### EXERCISE GOAL
Repeat the whole listing below with every "Patent image size" switched to "Figure size" and nothing else changed, leaving out the pictures.

•••

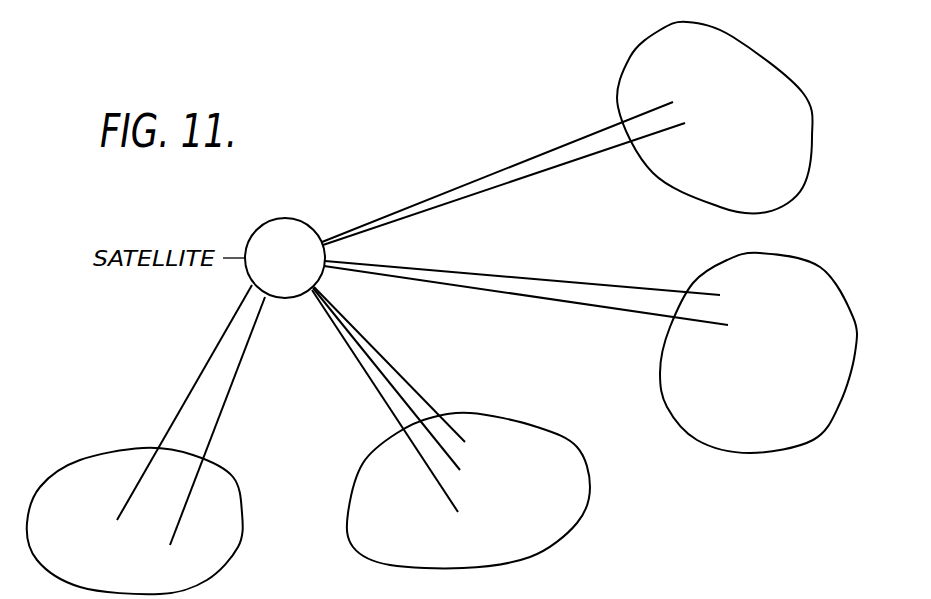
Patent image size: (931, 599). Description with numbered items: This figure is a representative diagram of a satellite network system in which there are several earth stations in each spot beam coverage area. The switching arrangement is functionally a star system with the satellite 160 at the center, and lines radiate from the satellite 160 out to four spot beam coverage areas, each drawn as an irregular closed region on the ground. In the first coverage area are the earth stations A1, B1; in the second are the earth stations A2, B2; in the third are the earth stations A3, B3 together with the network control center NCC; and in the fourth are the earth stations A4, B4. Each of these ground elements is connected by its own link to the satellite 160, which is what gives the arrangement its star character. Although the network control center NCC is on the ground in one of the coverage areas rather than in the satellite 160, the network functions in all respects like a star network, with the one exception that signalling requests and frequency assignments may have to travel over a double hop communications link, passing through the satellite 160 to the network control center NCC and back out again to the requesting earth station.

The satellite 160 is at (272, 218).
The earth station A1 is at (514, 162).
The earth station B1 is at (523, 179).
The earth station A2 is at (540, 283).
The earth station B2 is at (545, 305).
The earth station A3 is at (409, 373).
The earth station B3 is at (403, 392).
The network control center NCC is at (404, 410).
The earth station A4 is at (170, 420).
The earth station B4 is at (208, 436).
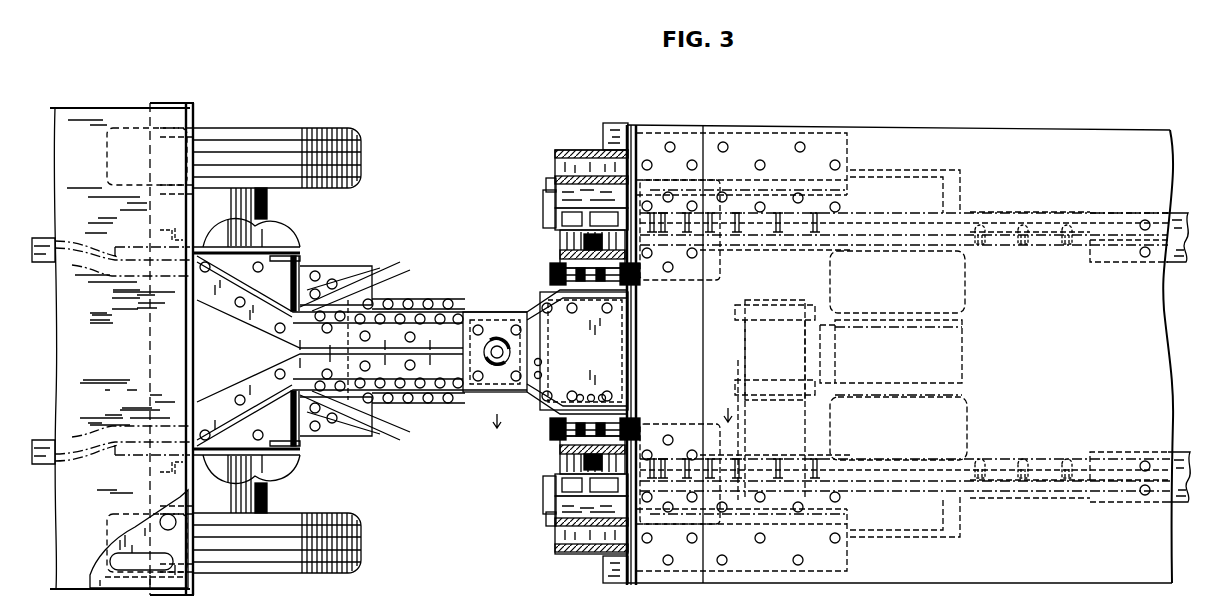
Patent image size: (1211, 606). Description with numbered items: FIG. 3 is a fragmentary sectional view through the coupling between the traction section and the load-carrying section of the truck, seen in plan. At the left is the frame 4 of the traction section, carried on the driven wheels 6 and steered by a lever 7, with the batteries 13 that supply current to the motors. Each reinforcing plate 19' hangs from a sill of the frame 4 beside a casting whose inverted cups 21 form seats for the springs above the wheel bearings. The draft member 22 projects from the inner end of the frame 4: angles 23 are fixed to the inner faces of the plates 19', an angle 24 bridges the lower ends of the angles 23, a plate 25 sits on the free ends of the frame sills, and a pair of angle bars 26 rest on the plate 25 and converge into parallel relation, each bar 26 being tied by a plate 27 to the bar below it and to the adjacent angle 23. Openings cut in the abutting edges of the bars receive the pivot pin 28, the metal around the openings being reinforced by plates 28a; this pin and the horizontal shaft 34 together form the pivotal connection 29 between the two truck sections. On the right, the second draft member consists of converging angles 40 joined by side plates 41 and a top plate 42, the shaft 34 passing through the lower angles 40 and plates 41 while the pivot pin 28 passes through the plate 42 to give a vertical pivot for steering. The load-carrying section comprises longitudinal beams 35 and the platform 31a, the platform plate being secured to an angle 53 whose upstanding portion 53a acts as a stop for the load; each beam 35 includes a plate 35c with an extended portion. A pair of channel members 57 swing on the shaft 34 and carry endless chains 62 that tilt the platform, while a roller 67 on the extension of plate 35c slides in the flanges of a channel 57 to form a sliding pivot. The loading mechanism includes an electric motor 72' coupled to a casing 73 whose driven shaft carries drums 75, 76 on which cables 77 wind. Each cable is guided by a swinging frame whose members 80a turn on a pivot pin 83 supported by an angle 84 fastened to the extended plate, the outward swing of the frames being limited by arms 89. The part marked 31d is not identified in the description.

•••

### SOLVED PROBLEM
Figure size: (931, 599). Description with numbered items: This figure is a representative diagram of a satellite network system in which there are several earth stations in each spot beam coverage area. The switching arrangement is functionally a star system with the satellite 160 at the center, and lines radiate from the satellite 160 out to four spot beam coverage areas, each drawn as an irregular closed region on the ground. In the first coverage area are the earth stations A1, B1; in the second are the earth stations A2, B2; in the third are the earth stations A3, B3 together with the network control center NCC; and in the fourth are the earth stations A4, B4. Each of these ground elements is connected by its own link to the satellite 160, which is what gives the arrangement its star character. Although the network control center NCC is on the ground in one of the coverage areas rather than in the satellite 160, the network functions in all respects like a star network, with the one exception that signalling requests and frequency assignments may have to travel over a double hop communications link, passing through the satellite 160 to the network control center NCC and back out again to the requesting earth station.

The satellite 160 is at (272, 218).
The earth station A1 is at (514, 162).
The earth station B1 is at (523, 179).
The earth station A2 is at (540, 283).
The earth station B2 is at (545, 305).
The earth station A3 is at (409, 373).
The earth station B3 is at (403, 392).
The network control center NCC is at (404, 410).
The earth station A4 is at (170, 420).
The earth station B4 is at (208, 436).
Figure size: (1211, 606). Description with numbered items: FIG. 3 is a fragmentary sectional view through the coupling between the traction section and the load-carrying section of the truck, seen in plan. At the left is the frame 4 of the traction section, carried on the driven wheels 6 and steered by a lever 7, with the batteries 13 that supply current to the motors. Each reinforcing plate 19' hangs from a sill of the frame 4 beside a casting whose inverted cups 21 form seats for the springs above the wheel bearings. The draft member 22 projects from the inner end of the frame 4: angles 23 are fixed to the inner faces of the plates 19', an angle 24 bridges the lower ends of the angles 23, a plate 25 sits on the free ends of the frame sills, and a pair of angle bars 26 rest on the plate 25 and converge into parallel relation, each bar 26 being tied by a plate 27 to the bar below it and to the adjacent angle 23. Openings cut in the abutting edges of the bars receive the pivot pin 28, the metal around the openings being reinforced by plates 28a; this pin and the horizontal shaft 34 together form the pivotal connection 29 between the two truck sections. On the right, the second draft member consists of converging angles 40 joined by side plates 41 and a top plate 42, the shaft 34 passing through the lower angles 40 and plates 41 while the pivot pin 28 passes through the plate 42 to give a vertical pivot for steering. The load-carrying section comprises longitudinal beams 35 and the platform 31a, the platform plate being secured to an angle 53 whose upstanding portion 53a acts as a stop for the load; each beam 35 includes a plate 35c with an extended portion. A pair of channel members 57 swing on the shaft 34 and carry endless chains 62 that tilt the platform, while a roller 67 on the extension of plate 35c slides in the flanges of a channel 57 to form a sliding pivot. The loading mechanism includes an electric motor 72' coupled to a casing 73 whose driven shaft carries drums 75, 76 on which cables 77 wind. Each cable is guided by a swinging frame whose members 80a turn on a pivot pin 83 supported by an angle 84 fastened to the extended plate, the outward swing of the frames being limited by arms 89. The part marked 31d is not identified in the description.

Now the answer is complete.